Reproduce every line of the data below character for character, keeping the original order.

>> begin MATERIAL FOR THIS EXERCISE

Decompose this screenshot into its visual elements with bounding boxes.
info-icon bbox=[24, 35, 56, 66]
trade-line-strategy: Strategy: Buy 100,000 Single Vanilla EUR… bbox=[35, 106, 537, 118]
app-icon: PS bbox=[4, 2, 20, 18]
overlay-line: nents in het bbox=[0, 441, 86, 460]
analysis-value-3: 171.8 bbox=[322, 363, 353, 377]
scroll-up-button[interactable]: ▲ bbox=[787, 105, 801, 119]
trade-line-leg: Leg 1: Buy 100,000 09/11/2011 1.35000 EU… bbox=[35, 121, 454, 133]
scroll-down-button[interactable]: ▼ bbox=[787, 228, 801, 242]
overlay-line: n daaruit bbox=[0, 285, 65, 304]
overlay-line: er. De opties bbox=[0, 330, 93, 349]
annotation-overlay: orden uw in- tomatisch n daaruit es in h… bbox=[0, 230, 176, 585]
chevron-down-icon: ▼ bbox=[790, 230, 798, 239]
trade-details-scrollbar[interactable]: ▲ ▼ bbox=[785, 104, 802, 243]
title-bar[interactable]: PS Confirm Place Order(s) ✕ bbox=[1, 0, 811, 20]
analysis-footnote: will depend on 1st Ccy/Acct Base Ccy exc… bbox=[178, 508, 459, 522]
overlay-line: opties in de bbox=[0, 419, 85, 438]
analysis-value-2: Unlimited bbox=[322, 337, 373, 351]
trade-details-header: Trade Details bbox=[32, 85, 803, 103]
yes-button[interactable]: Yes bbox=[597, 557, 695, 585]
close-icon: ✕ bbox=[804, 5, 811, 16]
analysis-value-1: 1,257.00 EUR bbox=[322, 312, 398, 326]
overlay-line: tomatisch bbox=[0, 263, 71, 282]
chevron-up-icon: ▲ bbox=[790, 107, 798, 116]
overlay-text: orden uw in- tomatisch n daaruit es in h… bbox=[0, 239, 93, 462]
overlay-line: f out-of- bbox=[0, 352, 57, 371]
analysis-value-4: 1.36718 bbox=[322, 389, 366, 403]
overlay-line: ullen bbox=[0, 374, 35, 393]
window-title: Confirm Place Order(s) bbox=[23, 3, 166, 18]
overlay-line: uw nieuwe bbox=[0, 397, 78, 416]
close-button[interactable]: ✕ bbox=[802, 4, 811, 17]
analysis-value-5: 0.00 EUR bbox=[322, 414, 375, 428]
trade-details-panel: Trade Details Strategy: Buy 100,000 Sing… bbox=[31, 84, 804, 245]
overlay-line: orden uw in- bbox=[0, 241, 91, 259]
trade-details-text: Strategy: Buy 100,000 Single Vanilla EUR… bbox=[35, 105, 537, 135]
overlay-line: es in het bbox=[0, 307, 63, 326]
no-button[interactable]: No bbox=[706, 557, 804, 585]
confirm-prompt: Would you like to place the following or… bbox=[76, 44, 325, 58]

>> end MATERIAL FOR THIS EXERCISE

*SOLUTION FOR THIS EXERCISE*.
Decompose this screenshot into its visual elements with bounding boxes.
info-icon bbox=[24, 35, 56, 66]
trade-line-strategy: Strategy: Buy 100,000 Single Vanilla EUR… bbox=[35, 106, 537, 118]
app-icon: PS bbox=[4, 2, 20, 18]
overlay-line: nents in het bbox=[0, 441, 86, 460]
analysis-value-3: 171.8 bbox=[322, 363, 353, 377]
scroll-up-button[interactable]: ▲ bbox=[787, 105, 801, 119]
trade-line-leg: Leg 1: Buy 100,000 09/11/2011 1.35000 EU… bbox=[35, 121, 454, 133]
scroll-down-button[interactable]: ▼ bbox=[787, 228, 801, 242]
overlay-line: n daaruit bbox=[0, 285, 65, 304]
overlay-line: er. De opties bbox=[0, 330, 93, 349]
annotation-overlay: orden uw in- tomatisch n daaruit es in h… bbox=[0, 230, 176, 585]
chevron-down-icon: ▼ bbox=[790, 230, 798, 239]
trade-details-scrollbar[interactable]: ▲ ▼ bbox=[785, 104, 802, 243]
title-bar[interactable]: PS Confirm Place Order(s) ✕ bbox=[1, 0, 811, 20]
analysis-footnote: will depend on 1st Ccy/Acct Base Ccy exc… bbox=[178, 508, 459, 522]
overlay-line: opties in de bbox=[0, 419, 85, 438]
analysis-value-2: Unlimited bbox=[322, 337, 373, 351]
trade-details-header: Trade Details bbox=[32, 85, 803, 103]
yes-button[interactable]: Yes bbox=[597, 557, 695, 585]
close-icon: ✕ bbox=[804, 5, 811, 16]
analysis-value-1: 1,257.00 EUR bbox=[322, 312, 398, 326]
overlay-line: tomatisch bbox=[0, 263, 71, 282]
chevron-up-icon: ▲ bbox=[790, 107, 798, 116]
overlay-text: orden uw in- tomatisch n daaruit es in h… bbox=[0, 239, 93, 462]
overlay-line: f out-of- bbox=[0, 352, 57, 371]
analysis-value-4: 1.36718 bbox=[322, 389, 366, 403]
overlay-line: ullen bbox=[0, 374, 35, 393]
window-title: Confirm Place Order(s) bbox=[23, 3, 166, 18]
overlay-line: uw nieuwe bbox=[0, 397, 78, 416]
close-button[interactable]: ✕ bbox=[802, 4, 811, 17]
analysis-value-5: 0.00 EUR bbox=[322, 414, 375, 428]
trade-details-panel: Trade Details Strategy: Buy 100,000 Sing… bbox=[31, 84, 804, 245]
overlay-line: orden uw in- bbox=[0, 241, 91, 259]
trade-details-text: Strategy: Buy 100,000 Single Vanilla EUR… bbox=[35, 105, 537, 135]
overlay-line: es in het bbox=[0, 307, 63, 326]
no-button[interactable]: No bbox=[706, 557, 804, 585]
confirm-prompt: Would you like to place the following or… bbox=[76, 44, 325, 58]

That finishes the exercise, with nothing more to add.